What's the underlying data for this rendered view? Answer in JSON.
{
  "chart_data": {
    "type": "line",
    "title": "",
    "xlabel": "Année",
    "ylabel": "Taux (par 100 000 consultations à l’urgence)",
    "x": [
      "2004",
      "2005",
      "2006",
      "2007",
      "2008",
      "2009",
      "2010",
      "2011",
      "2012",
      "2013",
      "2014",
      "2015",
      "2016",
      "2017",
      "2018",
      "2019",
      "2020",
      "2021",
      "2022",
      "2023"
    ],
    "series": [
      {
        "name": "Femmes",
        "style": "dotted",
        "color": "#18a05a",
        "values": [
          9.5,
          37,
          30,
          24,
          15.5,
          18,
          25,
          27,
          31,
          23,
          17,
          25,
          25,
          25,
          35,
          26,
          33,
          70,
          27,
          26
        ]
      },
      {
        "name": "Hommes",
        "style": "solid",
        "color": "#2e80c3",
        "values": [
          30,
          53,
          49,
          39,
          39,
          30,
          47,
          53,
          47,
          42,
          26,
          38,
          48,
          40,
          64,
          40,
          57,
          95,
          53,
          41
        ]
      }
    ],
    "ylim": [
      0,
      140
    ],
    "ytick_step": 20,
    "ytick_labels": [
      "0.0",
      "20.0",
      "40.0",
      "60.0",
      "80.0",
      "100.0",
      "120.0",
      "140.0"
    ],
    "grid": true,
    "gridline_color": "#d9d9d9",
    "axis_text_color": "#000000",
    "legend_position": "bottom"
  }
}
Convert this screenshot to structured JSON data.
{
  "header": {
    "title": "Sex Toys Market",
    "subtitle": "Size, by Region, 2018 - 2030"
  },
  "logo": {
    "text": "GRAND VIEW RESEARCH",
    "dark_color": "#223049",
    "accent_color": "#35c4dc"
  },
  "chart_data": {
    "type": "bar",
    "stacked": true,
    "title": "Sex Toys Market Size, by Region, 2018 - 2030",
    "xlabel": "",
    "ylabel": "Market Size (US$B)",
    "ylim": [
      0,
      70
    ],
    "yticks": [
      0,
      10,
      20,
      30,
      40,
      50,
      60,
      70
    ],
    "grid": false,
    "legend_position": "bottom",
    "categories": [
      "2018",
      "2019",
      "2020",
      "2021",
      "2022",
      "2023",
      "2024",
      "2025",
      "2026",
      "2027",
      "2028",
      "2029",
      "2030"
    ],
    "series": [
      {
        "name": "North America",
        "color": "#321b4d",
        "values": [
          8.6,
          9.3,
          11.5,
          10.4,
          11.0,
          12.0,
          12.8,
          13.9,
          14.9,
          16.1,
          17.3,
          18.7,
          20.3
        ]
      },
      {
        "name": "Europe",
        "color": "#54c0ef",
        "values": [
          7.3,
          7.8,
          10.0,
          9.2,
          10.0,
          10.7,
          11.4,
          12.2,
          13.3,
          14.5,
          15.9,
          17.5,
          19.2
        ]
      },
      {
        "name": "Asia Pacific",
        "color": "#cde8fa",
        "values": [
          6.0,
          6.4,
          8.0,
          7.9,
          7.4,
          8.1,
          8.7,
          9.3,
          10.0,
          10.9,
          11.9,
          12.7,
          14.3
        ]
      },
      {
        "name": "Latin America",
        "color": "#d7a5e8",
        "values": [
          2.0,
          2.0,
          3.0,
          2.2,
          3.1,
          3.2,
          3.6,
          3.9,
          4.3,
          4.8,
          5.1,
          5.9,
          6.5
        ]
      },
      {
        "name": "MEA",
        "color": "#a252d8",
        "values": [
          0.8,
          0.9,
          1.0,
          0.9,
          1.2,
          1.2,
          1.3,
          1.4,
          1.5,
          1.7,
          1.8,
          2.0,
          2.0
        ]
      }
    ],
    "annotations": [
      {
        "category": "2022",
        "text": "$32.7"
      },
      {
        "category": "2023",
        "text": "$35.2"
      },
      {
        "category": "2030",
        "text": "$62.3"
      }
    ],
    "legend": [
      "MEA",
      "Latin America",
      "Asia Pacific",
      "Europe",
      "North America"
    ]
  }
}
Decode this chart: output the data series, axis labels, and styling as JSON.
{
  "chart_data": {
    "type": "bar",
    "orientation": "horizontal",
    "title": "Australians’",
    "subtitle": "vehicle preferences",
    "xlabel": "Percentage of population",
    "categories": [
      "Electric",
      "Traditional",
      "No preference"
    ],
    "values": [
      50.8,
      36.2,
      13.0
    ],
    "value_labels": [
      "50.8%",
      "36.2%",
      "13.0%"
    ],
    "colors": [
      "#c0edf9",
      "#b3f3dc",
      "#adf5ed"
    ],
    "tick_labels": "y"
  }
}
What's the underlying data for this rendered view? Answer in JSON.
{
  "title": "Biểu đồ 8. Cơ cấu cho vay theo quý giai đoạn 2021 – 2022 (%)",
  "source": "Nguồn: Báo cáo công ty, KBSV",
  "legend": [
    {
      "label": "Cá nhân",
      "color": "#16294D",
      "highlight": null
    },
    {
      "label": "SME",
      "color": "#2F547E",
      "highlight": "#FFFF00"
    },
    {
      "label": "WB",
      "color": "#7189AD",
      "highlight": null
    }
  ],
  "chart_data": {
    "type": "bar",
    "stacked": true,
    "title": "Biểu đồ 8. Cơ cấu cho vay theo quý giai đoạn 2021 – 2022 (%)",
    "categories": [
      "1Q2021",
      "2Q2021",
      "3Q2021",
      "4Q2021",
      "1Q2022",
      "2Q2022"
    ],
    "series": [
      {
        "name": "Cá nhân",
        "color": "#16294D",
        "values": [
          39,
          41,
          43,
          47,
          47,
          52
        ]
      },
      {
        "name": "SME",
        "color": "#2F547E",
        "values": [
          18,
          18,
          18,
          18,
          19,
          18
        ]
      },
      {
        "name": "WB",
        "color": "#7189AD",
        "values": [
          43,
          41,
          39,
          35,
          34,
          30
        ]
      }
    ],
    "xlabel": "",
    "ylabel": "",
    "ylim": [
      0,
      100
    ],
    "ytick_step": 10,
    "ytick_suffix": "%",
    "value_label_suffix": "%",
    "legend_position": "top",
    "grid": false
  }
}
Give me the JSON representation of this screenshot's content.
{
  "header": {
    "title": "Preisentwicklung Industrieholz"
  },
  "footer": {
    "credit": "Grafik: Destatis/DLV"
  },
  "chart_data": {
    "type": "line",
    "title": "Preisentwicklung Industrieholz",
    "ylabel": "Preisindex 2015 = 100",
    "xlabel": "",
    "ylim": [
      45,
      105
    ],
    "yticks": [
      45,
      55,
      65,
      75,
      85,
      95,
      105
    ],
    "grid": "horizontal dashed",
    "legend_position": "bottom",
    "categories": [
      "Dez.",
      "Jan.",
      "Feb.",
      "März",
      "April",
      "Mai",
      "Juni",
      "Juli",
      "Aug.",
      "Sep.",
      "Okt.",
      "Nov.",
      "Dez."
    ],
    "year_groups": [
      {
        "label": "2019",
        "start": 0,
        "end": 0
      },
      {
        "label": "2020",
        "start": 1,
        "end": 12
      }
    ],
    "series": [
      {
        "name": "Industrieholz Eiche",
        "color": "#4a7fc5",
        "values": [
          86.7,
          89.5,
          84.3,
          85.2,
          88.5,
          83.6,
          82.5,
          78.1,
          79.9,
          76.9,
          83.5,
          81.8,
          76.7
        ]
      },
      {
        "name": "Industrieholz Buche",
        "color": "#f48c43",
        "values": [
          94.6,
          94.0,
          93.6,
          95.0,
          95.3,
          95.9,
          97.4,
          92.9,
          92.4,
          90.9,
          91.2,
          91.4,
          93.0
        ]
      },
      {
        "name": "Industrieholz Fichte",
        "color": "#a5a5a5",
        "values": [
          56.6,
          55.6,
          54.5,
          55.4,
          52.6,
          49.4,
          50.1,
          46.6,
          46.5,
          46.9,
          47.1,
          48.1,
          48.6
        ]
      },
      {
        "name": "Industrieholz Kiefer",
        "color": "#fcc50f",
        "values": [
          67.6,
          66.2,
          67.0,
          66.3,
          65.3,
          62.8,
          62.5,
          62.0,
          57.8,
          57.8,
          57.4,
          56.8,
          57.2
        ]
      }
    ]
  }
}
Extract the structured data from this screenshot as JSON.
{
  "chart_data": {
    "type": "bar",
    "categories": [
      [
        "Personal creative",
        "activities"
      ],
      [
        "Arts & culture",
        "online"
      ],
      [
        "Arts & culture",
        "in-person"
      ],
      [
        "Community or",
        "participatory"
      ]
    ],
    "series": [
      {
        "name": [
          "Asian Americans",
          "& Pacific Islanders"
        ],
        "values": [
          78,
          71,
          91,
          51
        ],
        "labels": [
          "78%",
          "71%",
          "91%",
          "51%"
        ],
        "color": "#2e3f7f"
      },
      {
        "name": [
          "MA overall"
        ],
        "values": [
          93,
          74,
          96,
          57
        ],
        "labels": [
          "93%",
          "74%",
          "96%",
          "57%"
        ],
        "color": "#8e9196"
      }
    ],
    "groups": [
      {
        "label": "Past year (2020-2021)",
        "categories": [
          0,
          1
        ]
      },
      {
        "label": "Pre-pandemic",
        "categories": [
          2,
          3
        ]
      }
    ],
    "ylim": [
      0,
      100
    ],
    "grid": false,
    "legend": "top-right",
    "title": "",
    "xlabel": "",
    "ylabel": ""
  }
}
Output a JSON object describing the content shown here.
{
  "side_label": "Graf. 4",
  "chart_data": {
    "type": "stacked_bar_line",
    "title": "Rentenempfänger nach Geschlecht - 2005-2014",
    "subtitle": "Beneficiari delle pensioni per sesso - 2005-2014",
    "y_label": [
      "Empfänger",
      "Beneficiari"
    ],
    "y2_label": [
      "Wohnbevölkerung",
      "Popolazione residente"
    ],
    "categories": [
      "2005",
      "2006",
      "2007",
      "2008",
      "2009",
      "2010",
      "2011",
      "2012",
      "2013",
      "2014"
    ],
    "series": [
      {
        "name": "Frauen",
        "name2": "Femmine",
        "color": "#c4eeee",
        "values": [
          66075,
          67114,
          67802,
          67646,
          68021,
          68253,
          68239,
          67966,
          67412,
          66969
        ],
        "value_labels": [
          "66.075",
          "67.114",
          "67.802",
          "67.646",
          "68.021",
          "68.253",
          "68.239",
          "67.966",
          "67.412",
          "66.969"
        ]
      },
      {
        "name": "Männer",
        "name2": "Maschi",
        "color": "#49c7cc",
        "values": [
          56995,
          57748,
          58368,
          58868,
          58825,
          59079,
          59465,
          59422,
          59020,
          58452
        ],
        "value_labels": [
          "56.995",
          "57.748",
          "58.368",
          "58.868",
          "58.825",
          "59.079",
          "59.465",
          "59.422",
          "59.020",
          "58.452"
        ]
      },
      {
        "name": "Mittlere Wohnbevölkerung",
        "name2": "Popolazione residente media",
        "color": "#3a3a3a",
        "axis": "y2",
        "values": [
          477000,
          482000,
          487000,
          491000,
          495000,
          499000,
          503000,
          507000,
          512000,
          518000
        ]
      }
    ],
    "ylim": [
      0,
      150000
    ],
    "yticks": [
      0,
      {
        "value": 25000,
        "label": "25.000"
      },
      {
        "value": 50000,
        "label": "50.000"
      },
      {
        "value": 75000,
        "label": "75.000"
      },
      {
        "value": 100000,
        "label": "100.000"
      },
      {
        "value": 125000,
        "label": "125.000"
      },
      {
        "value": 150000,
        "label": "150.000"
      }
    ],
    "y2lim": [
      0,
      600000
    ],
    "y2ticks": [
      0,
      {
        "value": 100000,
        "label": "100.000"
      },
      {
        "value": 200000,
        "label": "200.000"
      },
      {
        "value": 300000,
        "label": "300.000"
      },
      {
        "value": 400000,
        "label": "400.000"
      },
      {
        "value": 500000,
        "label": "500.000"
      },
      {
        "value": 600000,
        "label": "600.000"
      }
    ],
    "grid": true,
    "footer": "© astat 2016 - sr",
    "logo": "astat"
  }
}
************
TASK INSTRUCTIONS: Scan the material above. Copy each line where "đoạn" occurs.

WRITTEN SOLUTION:
  "title": "Biểu đồ 8. Cơ cấu cho vay theo quý giai đoạn 2021 – 2022 (%)",
    "title": "Biểu đồ 8. Cơ cấu cho vay theo quý giai đoạn 2021 – 2022 (%)",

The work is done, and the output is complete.